# Start of DATA RECORDS
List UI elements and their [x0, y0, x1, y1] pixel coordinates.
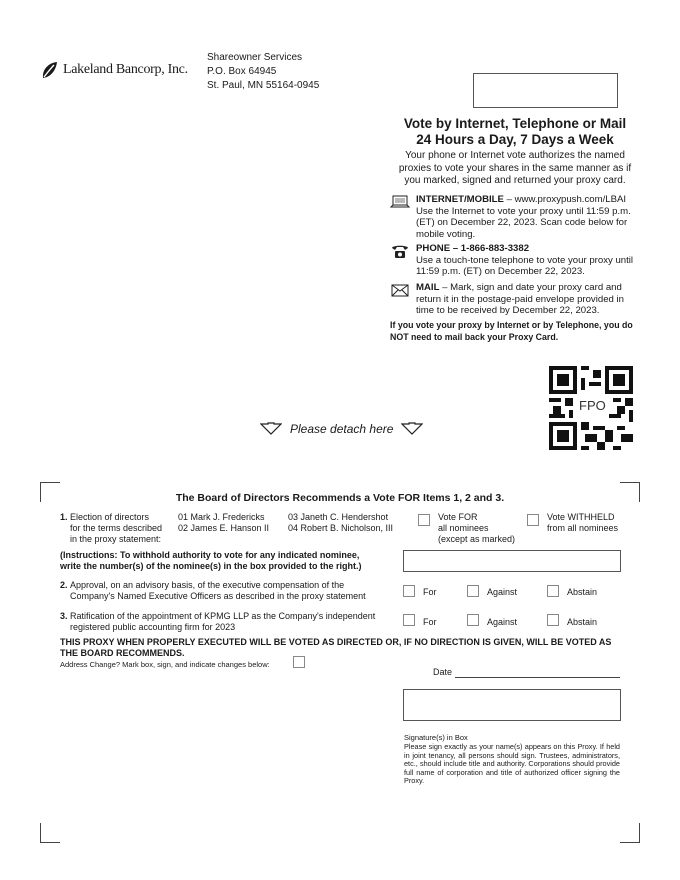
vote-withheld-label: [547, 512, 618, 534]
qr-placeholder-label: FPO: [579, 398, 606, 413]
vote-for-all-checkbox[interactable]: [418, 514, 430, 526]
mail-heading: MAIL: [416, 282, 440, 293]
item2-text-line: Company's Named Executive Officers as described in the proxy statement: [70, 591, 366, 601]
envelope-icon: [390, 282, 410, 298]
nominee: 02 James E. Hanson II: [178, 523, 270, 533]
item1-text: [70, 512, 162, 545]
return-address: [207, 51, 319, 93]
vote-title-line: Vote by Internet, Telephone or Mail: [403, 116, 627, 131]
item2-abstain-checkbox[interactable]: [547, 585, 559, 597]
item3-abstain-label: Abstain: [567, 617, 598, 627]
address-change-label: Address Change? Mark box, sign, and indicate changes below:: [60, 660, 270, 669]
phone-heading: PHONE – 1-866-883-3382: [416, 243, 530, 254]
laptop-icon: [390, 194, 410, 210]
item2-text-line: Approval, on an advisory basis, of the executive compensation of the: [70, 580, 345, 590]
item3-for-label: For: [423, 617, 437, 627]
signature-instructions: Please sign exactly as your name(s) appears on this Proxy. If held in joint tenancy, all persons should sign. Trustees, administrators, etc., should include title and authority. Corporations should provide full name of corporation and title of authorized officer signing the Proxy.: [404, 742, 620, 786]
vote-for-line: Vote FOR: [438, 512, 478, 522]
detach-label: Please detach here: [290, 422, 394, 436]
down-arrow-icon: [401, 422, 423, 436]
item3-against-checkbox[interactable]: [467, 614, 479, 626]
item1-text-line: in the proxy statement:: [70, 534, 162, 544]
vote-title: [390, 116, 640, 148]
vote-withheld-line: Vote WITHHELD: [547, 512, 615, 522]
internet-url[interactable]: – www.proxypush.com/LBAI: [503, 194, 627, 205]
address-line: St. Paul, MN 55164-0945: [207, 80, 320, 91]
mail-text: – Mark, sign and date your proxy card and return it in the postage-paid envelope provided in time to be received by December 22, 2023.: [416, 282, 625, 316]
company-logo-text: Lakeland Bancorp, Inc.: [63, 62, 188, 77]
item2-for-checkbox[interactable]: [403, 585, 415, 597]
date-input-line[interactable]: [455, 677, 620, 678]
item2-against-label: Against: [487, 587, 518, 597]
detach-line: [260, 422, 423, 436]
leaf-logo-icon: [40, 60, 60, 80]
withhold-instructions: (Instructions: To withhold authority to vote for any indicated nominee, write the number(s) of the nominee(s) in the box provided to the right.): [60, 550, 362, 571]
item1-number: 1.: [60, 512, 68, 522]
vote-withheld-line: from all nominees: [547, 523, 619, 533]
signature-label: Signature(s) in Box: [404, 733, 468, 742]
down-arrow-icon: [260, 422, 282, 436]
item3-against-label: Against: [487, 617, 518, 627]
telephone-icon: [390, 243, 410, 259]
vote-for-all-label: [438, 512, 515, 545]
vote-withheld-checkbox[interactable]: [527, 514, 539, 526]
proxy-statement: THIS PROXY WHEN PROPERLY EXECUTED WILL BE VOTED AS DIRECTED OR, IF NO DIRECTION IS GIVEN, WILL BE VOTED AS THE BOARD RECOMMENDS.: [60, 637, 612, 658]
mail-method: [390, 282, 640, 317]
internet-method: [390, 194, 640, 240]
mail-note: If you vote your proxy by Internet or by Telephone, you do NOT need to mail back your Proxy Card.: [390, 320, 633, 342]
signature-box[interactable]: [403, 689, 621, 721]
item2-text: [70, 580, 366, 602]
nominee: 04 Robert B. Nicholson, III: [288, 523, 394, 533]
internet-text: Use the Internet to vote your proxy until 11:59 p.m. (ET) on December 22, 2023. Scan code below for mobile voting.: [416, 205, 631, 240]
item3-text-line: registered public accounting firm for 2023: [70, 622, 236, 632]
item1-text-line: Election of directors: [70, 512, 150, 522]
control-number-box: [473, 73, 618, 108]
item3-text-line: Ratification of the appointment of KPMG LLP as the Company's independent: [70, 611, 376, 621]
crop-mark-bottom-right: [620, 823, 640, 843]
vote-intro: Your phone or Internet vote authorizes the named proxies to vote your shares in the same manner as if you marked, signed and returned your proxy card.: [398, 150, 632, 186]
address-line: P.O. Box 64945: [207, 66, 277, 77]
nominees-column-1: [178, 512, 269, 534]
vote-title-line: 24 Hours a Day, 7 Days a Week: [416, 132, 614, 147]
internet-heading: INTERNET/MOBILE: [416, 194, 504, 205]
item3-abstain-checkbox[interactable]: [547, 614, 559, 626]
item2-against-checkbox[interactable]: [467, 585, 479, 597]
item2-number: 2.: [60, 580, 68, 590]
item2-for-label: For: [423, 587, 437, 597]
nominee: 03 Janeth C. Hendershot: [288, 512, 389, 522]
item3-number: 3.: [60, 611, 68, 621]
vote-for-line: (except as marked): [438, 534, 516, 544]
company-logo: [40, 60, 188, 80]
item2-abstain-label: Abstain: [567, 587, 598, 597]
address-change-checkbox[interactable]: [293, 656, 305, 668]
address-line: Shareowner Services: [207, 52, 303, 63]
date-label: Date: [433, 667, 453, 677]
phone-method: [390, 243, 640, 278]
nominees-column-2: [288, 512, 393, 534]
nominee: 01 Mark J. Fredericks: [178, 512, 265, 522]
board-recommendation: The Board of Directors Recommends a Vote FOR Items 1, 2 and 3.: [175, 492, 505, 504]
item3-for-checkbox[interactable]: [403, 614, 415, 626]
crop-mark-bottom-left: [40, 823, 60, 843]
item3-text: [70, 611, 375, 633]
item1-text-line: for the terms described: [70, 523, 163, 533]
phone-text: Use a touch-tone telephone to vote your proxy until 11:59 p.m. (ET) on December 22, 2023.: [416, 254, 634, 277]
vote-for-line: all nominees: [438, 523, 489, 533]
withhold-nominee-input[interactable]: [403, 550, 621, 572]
# End of DATA RECORDS
- **WORK TO BE COMPLETED**:
Copy every line of the listing above character for character, and leave out the picture.

- **THE OUTPUT**:
List UI elements and their [x0, y0, x1, y1] pixel coordinates.
vote-withheld-label: [547, 512, 618, 534]
qr-placeholder-label: FPO: [579, 398, 606, 413]
vote-for-all-checkbox[interactable]: [418, 514, 430, 526]
mail-heading: MAIL: [416, 282, 440, 293]
item2-text-line: Company's Named Executive Officers as described in the proxy statement: [70, 591, 366, 601]
envelope-icon: [390, 282, 410, 298]
nominee: 02 James E. Hanson II: [178, 523, 270, 533]
item1-text: [70, 512, 162, 545]
return-address: [207, 51, 319, 93]
vote-title-line: Vote by Internet, Telephone or Mail: [403, 116, 627, 131]
item2-abstain-checkbox[interactable]: [547, 585, 559, 597]
item3-abstain-label: Abstain: [567, 617, 598, 627]
address-change-label: Address Change? Mark box, sign, and indicate changes below:: [60, 660, 270, 669]
phone-heading: PHONE – 1-866-883-3382: [416, 243, 530, 254]
laptop-icon: [390, 194, 410, 210]
item2-text-line: Approval, on an advisory basis, of the executive compensation of the: [70, 580, 345, 590]
item3-for-label: For: [423, 617, 437, 627]
signature-instructions: Please sign exactly as your name(s) appears on this Proxy. If held in joint tenancy, all persons should sign. Trustees, administrators, etc., should include title and authority. Corporations should provide full name of corporation and title of authorized officer signing the Proxy.: [404, 742, 620, 786]
vote-for-line: Vote FOR: [438, 512, 478, 522]
detach-label: Please detach here: [290, 422, 394, 436]
down-arrow-icon: [401, 422, 423, 436]
item3-against-checkbox[interactable]: [467, 614, 479, 626]
item1-text-line: in the proxy statement:: [70, 534, 162, 544]
vote-title: [390, 116, 640, 148]
vote-withheld-line: Vote WITHHELD: [547, 512, 615, 522]
internet-url[interactable]: – www.proxypush.com/LBAI: [503, 194, 627, 205]
address-line: St. Paul, MN 55164-0945: [207, 80, 320, 91]
mail-text: – Mark, sign and date your proxy card and return it in the postage-paid envelope provided in time to be received by December 22, 2023.: [416, 282, 625, 316]
company-logo-text: Lakeland Bancorp, Inc.: [63, 62, 188, 77]
item2-for-checkbox[interactable]: [403, 585, 415, 597]
date-input-line[interactable]: [455, 677, 620, 678]
item2-against-label: Against: [487, 587, 518, 597]
detach-line: [260, 422, 423, 436]
leaf-logo-icon: [40, 60, 60, 80]
withhold-instructions: (Instructions: To withhold authority to vote for any indicated nominee, write the number(s) of the nominee(s) in the box provided to the right.): [60, 550, 362, 571]
item1-number: 1.: [60, 512, 68, 522]
vote-withheld-line: from all nominees: [547, 523, 619, 533]
signature-label: Signature(s) in Box: [404, 733, 468, 742]
down-arrow-icon: [260, 422, 282, 436]
item3-against-label: Against: [487, 617, 518, 627]
telephone-icon: [390, 243, 410, 259]
vote-for-all-label: [438, 512, 515, 545]
vote-withheld-checkbox[interactable]: [527, 514, 539, 526]
proxy-statement: THIS PROXY WHEN PROPERLY EXECUTED WILL BE VOTED AS DIRECTED OR, IF NO DIRECTION IS GIVEN, WILL BE VOTED AS THE BOARD RECOMMENDS.: [60, 637, 612, 658]
mail-method: [390, 282, 640, 317]
internet-method: [390, 194, 640, 240]
mail-note: If you vote your proxy by Internet or by Telephone, you do NOT need to mail back your Proxy Card.: [390, 320, 633, 342]
signature-box[interactable]: [403, 689, 621, 721]
item2-text: [70, 580, 366, 602]
nominee: 04 Robert B. Nicholson, III: [288, 523, 394, 533]
internet-text: Use the Internet to vote your proxy until 11:59 p.m. (ET) on December 22, 2023. Scan code below for mobile voting.: [416, 205, 631, 240]
item3-text-line: registered public accounting firm for 2023: [70, 622, 236, 632]
item1-text-line: Election of directors: [70, 512, 150, 522]
control-number-box: [473, 73, 618, 108]
item3-text-line: Ratification of the appointment of KPMG LLP as the Company's independent: [70, 611, 376, 621]
crop-mark-bottom-right: [620, 823, 640, 843]
vote-intro: Your phone or Internet vote authorizes the named proxies to vote your shares in the same manner as if you marked, signed and returned your proxy card.: [398, 150, 632, 186]
address-line: P.O. Box 64945: [207, 66, 277, 77]
nominees-column-1: [178, 512, 269, 534]
vote-title-line: 24 Hours a Day, 7 Days a Week: [416, 132, 614, 147]
internet-heading: INTERNET/MOBILE: [416, 194, 504, 205]
item3-abstain-checkbox[interactable]: [547, 614, 559, 626]
item2-against-checkbox[interactable]: [467, 585, 479, 597]
item2-number: 2.: [60, 580, 68, 590]
item2-for-label: For: [423, 587, 437, 597]
nominee: 03 Janeth C. Hendershot: [288, 512, 389, 522]
item3-number: 3.: [60, 611, 68, 621]
vote-for-line: (except as marked): [438, 534, 516, 544]
company-logo: [40, 60, 188, 80]
item2-abstain-label: Abstain: [567, 587, 598, 597]
address-change-checkbox[interactable]: [293, 656, 305, 668]
address-line: Shareowner Services: [207, 52, 303, 63]
date-label: Date: [433, 667, 453, 677]
phone-method: [390, 243, 640, 278]
nominees-column-2: [288, 512, 393, 534]
nominee: 01 Mark J. Fredericks: [178, 512, 265, 522]
board-recommendation: The Board of Directors Recommends a Vote FOR Items 1, 2 and 3.: [175, 492, 505, 504]
item3-for-checkbox[interactable]: [403, 614, 415, 626]
crop-mark-bottom-left: [40, 823, 60, 843]
item3-text: [70, 611, 375, 633]
item1-text-line: for the terms described: [70, 523, 163, 533]
phone-text: Use a touch-tone telephone to vote your proxy until 11:59 p.m. (ET) on December 22, 2023.: [416, 254, 634, 277]
vote-for-line: all nominees: [438, 523, 489, 533]
withhold-nominee-input[interactable]: [403, 550, 621, 572]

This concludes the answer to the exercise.